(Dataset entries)
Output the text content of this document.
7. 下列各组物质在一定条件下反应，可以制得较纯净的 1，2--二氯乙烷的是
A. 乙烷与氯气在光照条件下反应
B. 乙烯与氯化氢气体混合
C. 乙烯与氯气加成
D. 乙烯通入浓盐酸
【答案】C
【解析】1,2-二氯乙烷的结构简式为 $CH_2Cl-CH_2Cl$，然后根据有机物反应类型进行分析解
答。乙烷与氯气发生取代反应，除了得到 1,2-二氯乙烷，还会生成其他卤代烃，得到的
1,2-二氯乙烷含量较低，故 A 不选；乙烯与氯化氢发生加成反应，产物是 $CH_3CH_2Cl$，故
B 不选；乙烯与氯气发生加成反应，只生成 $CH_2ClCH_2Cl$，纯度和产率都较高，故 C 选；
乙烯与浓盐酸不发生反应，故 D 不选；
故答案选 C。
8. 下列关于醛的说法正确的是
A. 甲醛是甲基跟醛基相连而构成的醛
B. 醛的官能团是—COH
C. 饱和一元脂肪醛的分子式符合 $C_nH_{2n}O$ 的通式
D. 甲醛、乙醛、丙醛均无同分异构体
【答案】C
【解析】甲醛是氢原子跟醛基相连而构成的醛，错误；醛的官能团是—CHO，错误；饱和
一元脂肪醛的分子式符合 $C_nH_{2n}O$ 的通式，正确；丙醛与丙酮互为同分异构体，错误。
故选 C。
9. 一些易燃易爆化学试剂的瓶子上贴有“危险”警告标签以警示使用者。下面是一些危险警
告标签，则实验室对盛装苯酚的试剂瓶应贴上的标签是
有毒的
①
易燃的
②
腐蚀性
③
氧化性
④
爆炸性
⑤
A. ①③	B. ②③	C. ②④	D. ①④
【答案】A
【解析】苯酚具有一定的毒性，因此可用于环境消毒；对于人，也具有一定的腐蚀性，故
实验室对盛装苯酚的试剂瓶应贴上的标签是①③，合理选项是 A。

TASK TO COMPLETE: Retype all the records, matching them exactly.

EXERCISE RESPONSE:
Output the text content of this document.
7. 下列各组物质在一定条件下反应，可以制得较纯净的 1，2--二氯乙烷的是
A. 乙烷与氯气在光照条件下反应
B. 乙烯与氯化氢气体混合
C. 乙烯与氯气加成
D. 乙烯通入浓盐酸
【答案】C
【解析】1,2-二氯乙烷的结构简式为 $CH_2Cl-CH_2Cl$，然后根据有机物反应类型进行分析解
答。乙烷与氯气发生取代反应，除了得到 1,2-二氯乙烷，还会生成其他卤代烃，得到的
1,2-二氯乙烷含量较低，故 A 不选；乙烯与氯化氢发生加成反应，产物是 $CH_3CH_2Cl$，故
B 不选；乙烯与氯气发生加成反应，只生成 $CH_2ClCH_2Cl$，纯度和产率都较高，故 C 选；
乙烯与浓盐酸不发生反应，故 D 不选；
故答案选 C。
8. 下列关于醛的说法正确的是
A. 甲醛是甲基跟醛基相连而构成的醛
B. 醛的官能团是—COH
C. 饱和一元脂肪醛的分子式符合 $C_nH_{2n}O$ 的通式
D. 甲醛、乙醛、丙醛均无同分异构体
【答案】C
【解析】甲醛是氢原子跟醛基相连而构成的醛，错误；醛的官能团是—CHO，错误；饱和
一元脂肪醛的分子式符合 $C_nH_{2n}O$ 的通式，正确；丙醛与丙酮互为同分异构体，错误。
故选 C。
9. 一些易燃易爆化学试剂的瓶子上贴有“危险”警告标签以警示使用者。下面是一些危险警
告标签，则实验室对盛装苯酚的试剂瓶应贴上的标签是
有毒的
①
易燃的
②
腐蚀性
③
氧化性
④
爆炸性
⑤
A. ①③	B. ②③	C. ②④	D. ①④
【答案】A
【解析】苯酚具有一定的毒性，因此可用于环境消毒；对于人，也具有一定的腐蚀性，故
实验室对盛装苯酚的试剂瓶应贴上的标签是①③，合理选项是 A。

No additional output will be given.